■ REQUIRED WORK
Extract every line that contains the word "this".

Data items:
====================

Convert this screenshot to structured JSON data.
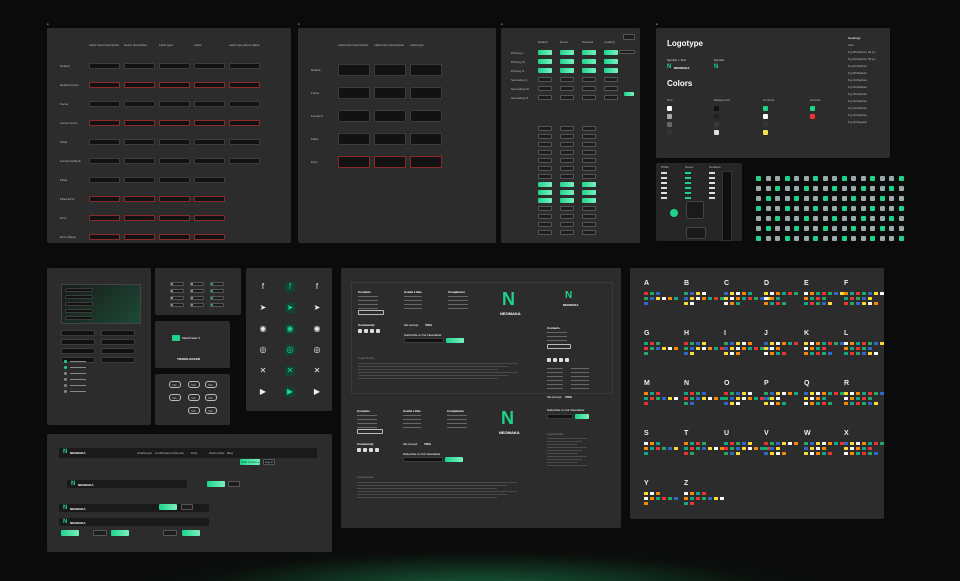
{
  "panel1": {
    "columns": [
      "Label Input description",
      "Hover description",
      "Label type",
      "Label",
      "Label type+Error+label"
    ],
    "rows": [
      "Default",
      "Default (error)",
      "Focus",
      "Focus (error)",
      "Filled",
      "Focused (filled)",
      "Filled",
      "Filled Error",
      "Error",
      "Error (filled)"
    ]
  },
  "panel2": {
    "columns": [
      "Label Input description",
      "Label Input description",
      "Label type"
    ],
    "rows": [
      "Default",
      "Focus",
      "Focused",
      "Filled",
      "Error"
    ]
  },
  "panel3": {
    "columns": [
      "Default",
      "Hover",
      "Pressed",
      "Loading"
    ],
    "rows": [
      "Primary L",
      "Primary M",
      "Primary S",
      "Secondary L",
      "Secondary M",
      "Secondary S"
    ]
  },
  "brand": {
    "logotype_title": "Logotype",
    "symbol_text_label": "Symbol + Text",
    "symbol_label": "Symbol",
    "brand_name": "NEOMAKA",
    "colors_title": "Colors",
    "text_label": "Text",
    "background_label": "Background",
    "controls_label": "Controls",
    "accents_label": "Accents",
    "typography_title": "Fonts",
    "typography": [
      "Headings",
      "Inter",
      "Fg 48 Medium 64 px",
      "Fg 40 Medium 56 px",
      "Fg 32 Medium",
      "Fg 28 Medium",
      "Fg 24 Medium",
      "Fg 20 Medium",
      "Fg 18 Medium",
      "Fg 16 Medium",
      "Fg 14 Medium",
      "Fg 12 Medium",
      "Fg 12 Regular"
    ]
  },
  "badge_names": [
    "White",
    "Green",
    "Gradient"
  ],
  "metatrader": {
    "label": "MetaTrader 5",
    "logo_text": "TRADELOCKER"
  },
  "tags": [
    "Tab",
    "Tab",
    "Tab",
    "Tab",
    "Tab",
    "Tab",
    "Tab",
    "Tab"
  ],
  "footer": {
    "brand": "NEOMAKA",
    "tagline": "BASED & FUTURE\nPROP FIRM",
    "contacts_title": "Contacts",
    "useful_title": "Useful Links",
    "compliance_title": "Compliance",
    "community_title": "Community",
    "we_accept": "We Accept",
    "visa": "VISA",
    "subscribe": "Subscribe to Our Newsletter",
    "subscribe_btn": "Subscribe",
    "legal_title": "Legal Notice",
    "support_btn": "Visit Support Center"
  },
  "navbar": {
    "brand": "NEOMAKA",
    "links": [
      "Challenges",
      "Certifications",
      "Payouts",
      "FAQ",
      "Partnership",
      "Blog"
    ],
    "cta": "Start Challenge",
    "login": "Log In",
    "lang": "EN"
  },
  "alphabet": [
    "A",
    "B",
    "C",
    "D",
    "E",
    "F",
    "G",
    "H",
    "I",
    "J",
    "K",
    "L",
    "M",
    "N",
    "O",
    "P",
    "Q",
    "R",
    "S",
    "T",
    "U",
    "V",
    "W",
    "X",
    "Y",
    "Z"
  ]
}
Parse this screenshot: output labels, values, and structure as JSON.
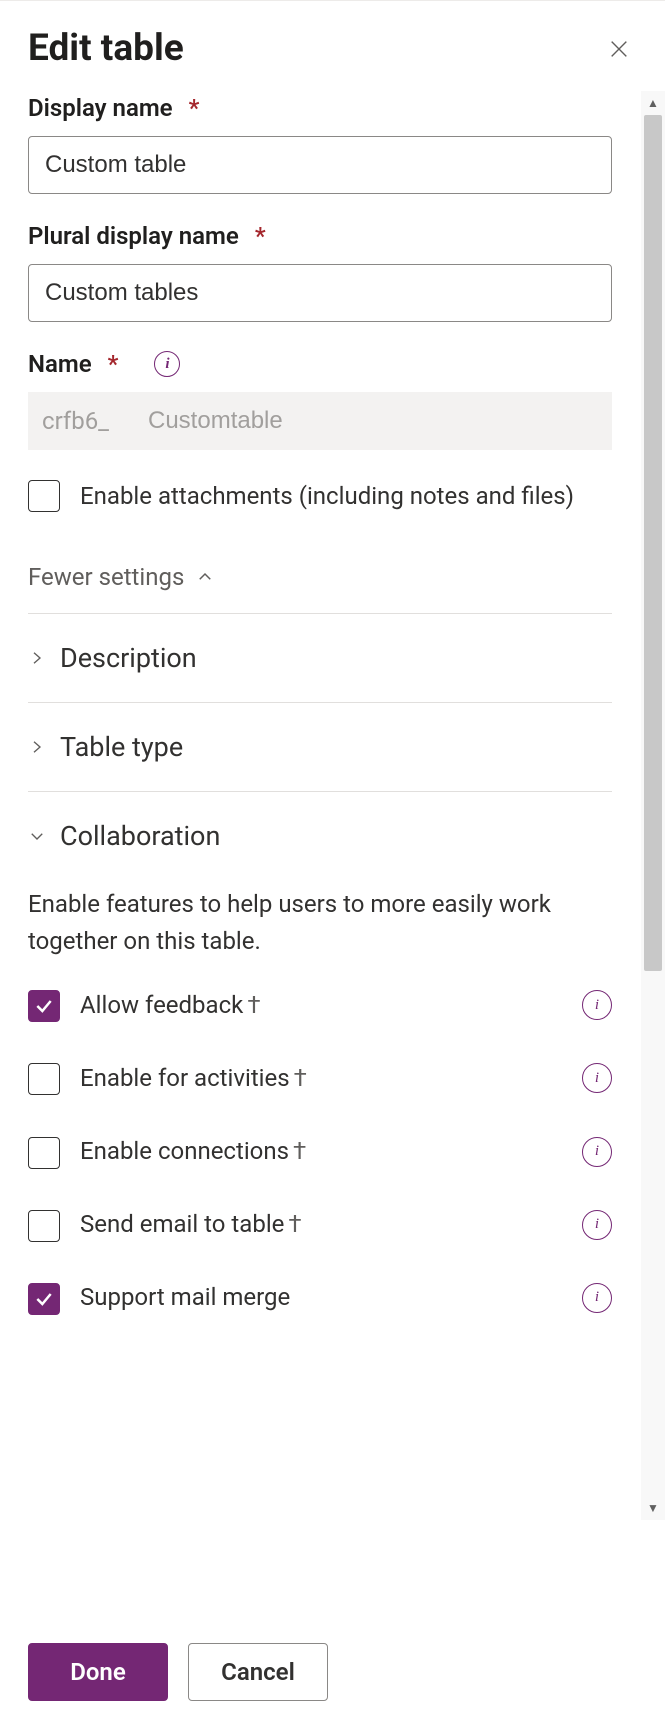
{
  "header": {
    "title": "Edit table"
  },
  "fields": {
    "displayName": {
      "label": "Display name",
      "value": "Custom table"
    },
    "pluralDisplayName": {
      "label": "Plural display name",
      "value": "Custom tables"
    },
    "name": {
      "label": "Name",
      "prefix": "crfb6_",
      "value": "Customtable"
    },
    "enableAttachments": {
      "label": "Enable attachments (including notes and files)",
      "checked": false
    }
  },
  "fewerSettingsLabel": "Fewer settings",
  "sections": {
    "description": {
      "title": "Description"
    },
    "tableType": {
      "title": "Table type"
    },
    "collaboration": {
      "title": "Collaboration",
      "description": "Enable features to help users to more easily work together on this table.",
      "items": [
        {
          "label": "Allow feedback",
          "dagger": true,
          "checked": true,
          "info": true
        },
        {
          "label": "Enable for activities",
          "dagger": true,
          "checked": false,
          "info": true
        },
        {
          "label": "Enable connections",
          "dagger": true,
          "checked": false,
          "info": true
        },
        {
          "label": "Send email to table",
          "dagger": true,
          "checked": false,
          "info": true
        },
        {
          "label": "Support mail merge",
          "dagger": false,
          "checked": true,
          "info": true
        }
      ]
    }
  },
  "footer": {
    "primary": "Done",
    "secondary": "Cancel"
  },
  "daggerChar": "†"
}
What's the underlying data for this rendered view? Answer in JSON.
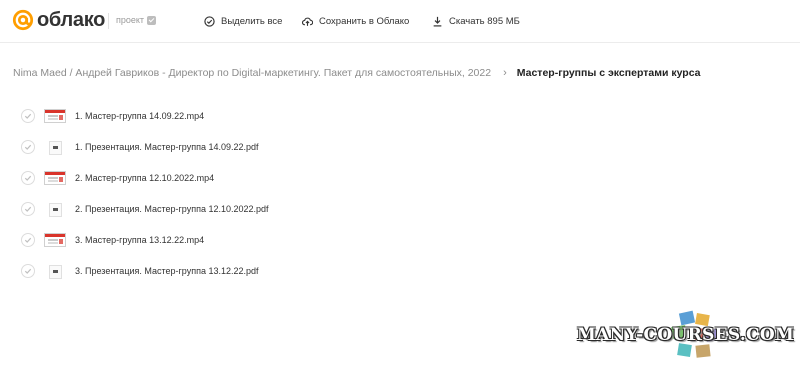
{
  "header": {
    "logo_text": "облако",
    "project_label": "проект",
    "select_all": "Выделить все",
    "save_to_cloud": "Сохранить в Облако",
    "download": "Скачать 895 МБ"
  },
  "breadcrumb": {
    "parent": "Nima Maed / Андрей Гавриков - Директор по Digital-маркетингу. Пакет для самостоятельных, 2022",
    "separator": "›",
    "current": "Мастер-группы с экспертами курса"
  },
  "files": [
    {
      "name": "1. Мастер-группа 14.09.22.mp4",
      "type": "video"
    },
    {
      "name": "1. Презентация. Мастер-группа 14.09.22.pdf",
      "type": "pdf"
    },
    {
      "name": "2. Мастер-группа 12.10.2022.mp4",
      "type": "video"
    },
    {
      "name": "2. Презентация. Мастер-группа 12.10.2022.pdf",
      "type": "pdf"
    },
    {
      "name": "3. Мастер-группа 13.12.22.mp4",
      "type": "video"
    },
    {
      "name": "3. Презентация. Мастер-группа 13.12.22.pdf",
      "type": "pdf"
    }
  ],
  "watermark": "MANY-COURSES.COM",
  "colors": {
    "brand_orange": "#ff9e00",
    "accent_red": "#d9342b"
  }
}
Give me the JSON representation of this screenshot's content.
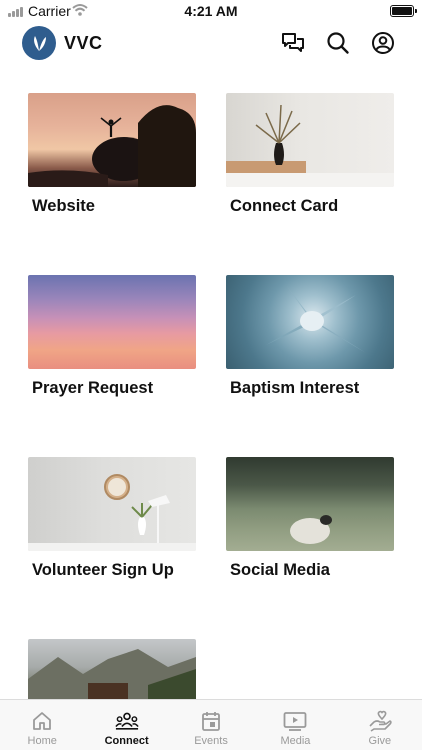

====================

■ EXERCISE RESPONSE
Convert this screenshot to structured JSON data.
Parse this screenshot: output labels, values, and structure as JSON.
      "description": "Enable features to help users to more easily work together on this table.",
What's the underlying data for this rendered view? Answer in JSON.
Give me the JSON representation of this screenshot's content.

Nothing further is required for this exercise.